===== Material provided =====
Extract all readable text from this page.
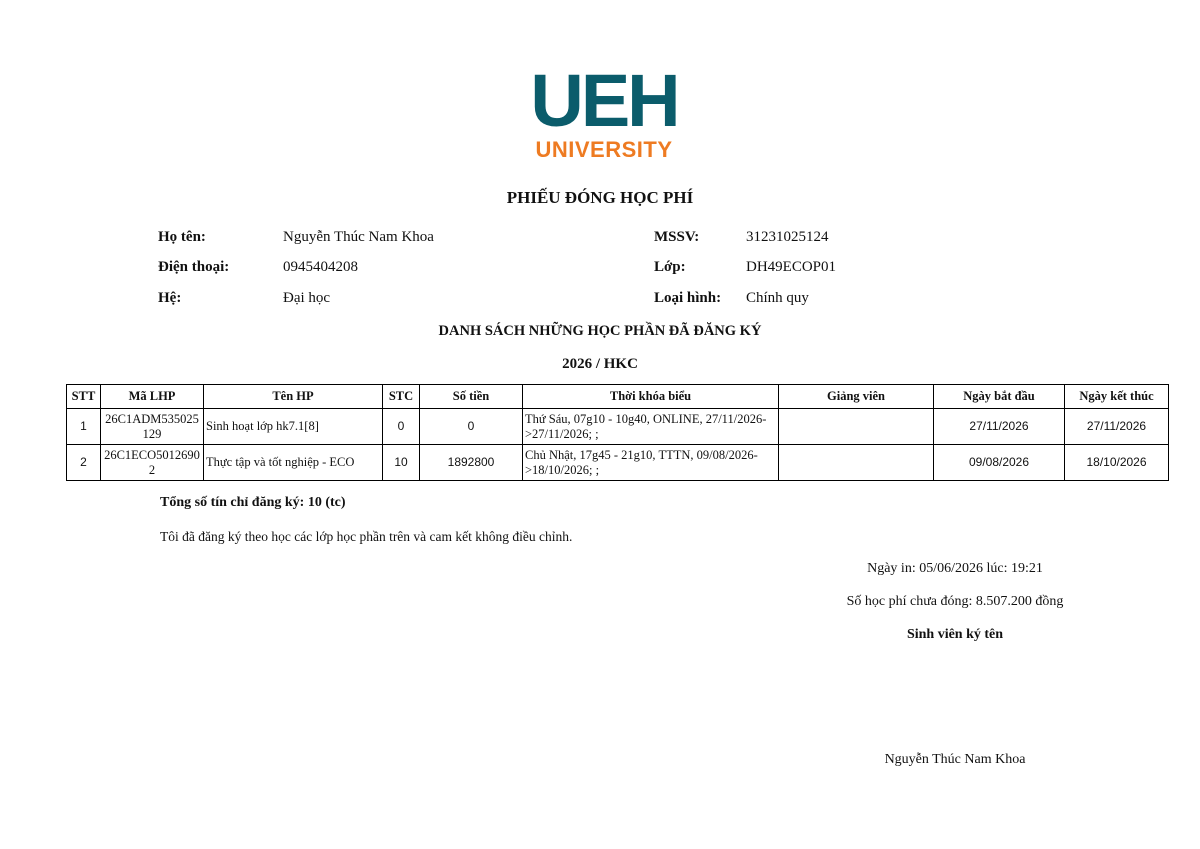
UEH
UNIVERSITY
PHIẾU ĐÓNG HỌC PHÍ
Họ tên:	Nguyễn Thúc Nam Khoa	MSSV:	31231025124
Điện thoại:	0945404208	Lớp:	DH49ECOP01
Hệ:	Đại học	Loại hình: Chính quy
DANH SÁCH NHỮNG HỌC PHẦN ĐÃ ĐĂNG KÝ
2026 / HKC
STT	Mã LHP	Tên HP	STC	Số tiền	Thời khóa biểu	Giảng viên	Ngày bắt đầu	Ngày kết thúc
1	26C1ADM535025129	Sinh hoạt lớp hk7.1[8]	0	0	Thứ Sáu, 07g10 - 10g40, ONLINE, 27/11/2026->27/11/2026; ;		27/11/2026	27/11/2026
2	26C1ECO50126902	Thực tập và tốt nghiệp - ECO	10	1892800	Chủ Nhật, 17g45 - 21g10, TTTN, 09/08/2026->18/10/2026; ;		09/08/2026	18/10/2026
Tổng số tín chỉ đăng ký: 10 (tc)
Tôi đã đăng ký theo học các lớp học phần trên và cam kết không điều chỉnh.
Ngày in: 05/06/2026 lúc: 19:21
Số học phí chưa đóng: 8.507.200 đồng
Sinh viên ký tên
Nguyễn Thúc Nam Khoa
=====
===== Material provided =====
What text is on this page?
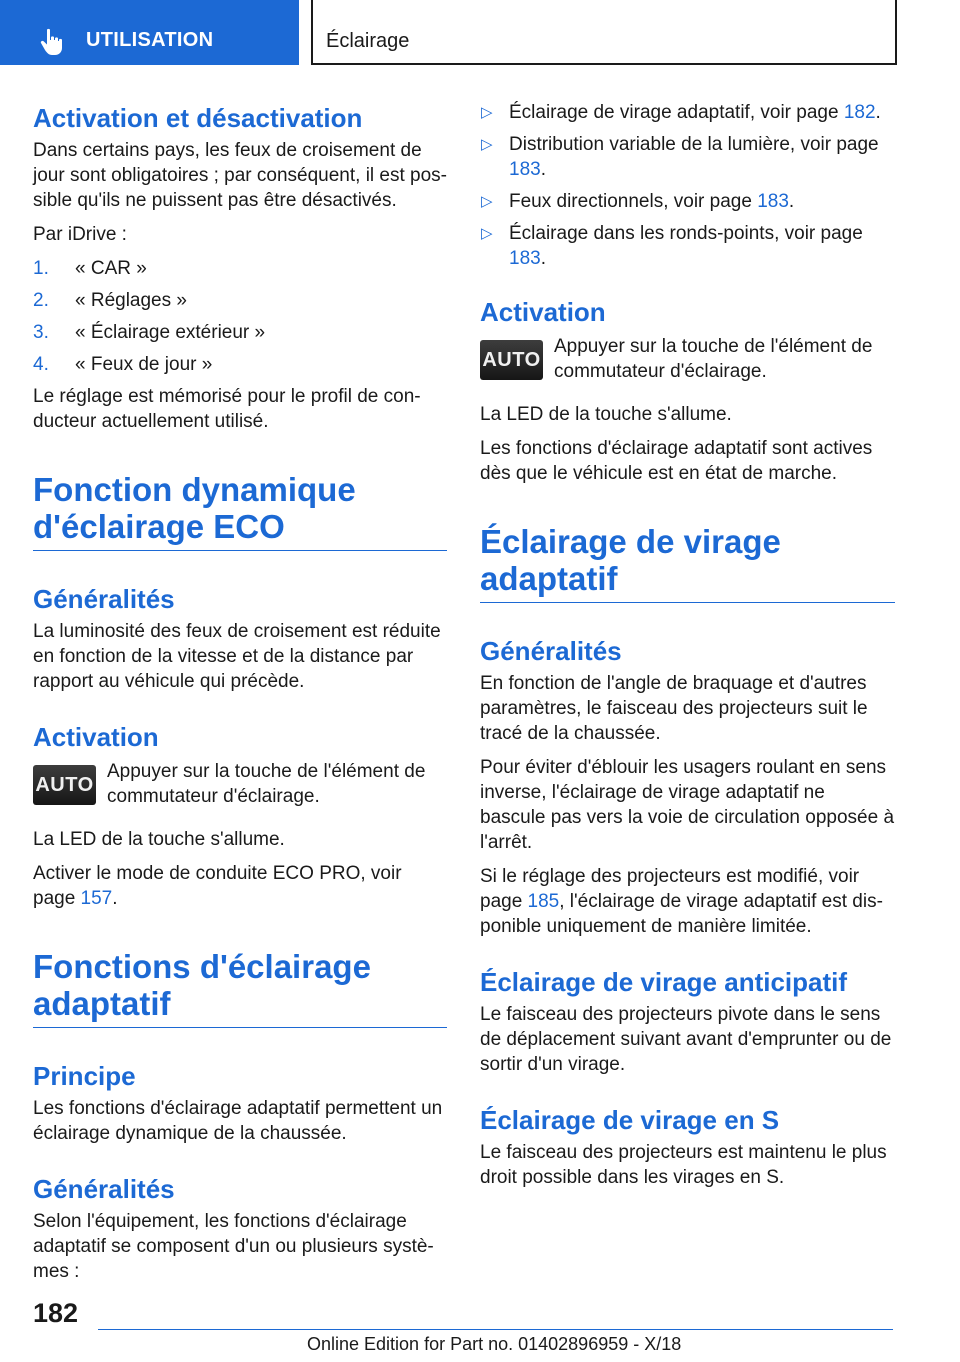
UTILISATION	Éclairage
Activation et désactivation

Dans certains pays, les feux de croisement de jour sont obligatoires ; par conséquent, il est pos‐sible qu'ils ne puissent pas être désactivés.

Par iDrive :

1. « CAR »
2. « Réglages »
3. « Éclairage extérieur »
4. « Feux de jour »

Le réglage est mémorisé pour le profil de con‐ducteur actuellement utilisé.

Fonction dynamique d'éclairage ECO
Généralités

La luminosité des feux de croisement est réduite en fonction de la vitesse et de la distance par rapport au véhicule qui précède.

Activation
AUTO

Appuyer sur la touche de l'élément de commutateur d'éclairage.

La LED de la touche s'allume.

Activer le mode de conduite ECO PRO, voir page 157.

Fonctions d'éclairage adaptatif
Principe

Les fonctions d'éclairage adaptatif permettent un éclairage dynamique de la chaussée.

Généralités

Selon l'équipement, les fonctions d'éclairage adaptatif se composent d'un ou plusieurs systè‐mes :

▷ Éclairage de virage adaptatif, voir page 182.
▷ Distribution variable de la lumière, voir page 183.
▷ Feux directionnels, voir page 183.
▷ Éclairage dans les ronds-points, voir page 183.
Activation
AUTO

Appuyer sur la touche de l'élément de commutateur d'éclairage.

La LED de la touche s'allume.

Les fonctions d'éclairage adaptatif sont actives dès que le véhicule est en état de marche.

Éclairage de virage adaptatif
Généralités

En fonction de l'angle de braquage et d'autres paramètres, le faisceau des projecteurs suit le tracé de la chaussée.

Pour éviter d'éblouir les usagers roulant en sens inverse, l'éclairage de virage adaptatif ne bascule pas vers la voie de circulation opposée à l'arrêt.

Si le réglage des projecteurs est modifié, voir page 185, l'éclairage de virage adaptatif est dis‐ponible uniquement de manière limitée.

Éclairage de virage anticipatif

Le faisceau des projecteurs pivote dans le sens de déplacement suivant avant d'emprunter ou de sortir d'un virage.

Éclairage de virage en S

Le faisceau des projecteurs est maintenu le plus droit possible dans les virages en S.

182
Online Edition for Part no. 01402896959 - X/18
=====
Aim of the task -
Check each line above for "Sinh" and return the ones that have it.

Output of the task -
1	26C1ADM535025129	Sinh hoạt lớp hk7.1[8]	0	0	Thứ Sáu, 07g10 - 10g40, ONLINE, 27/11/2026->27/11/2026; ;		27/11/2026	27/11/2026
Sinh viên ký tên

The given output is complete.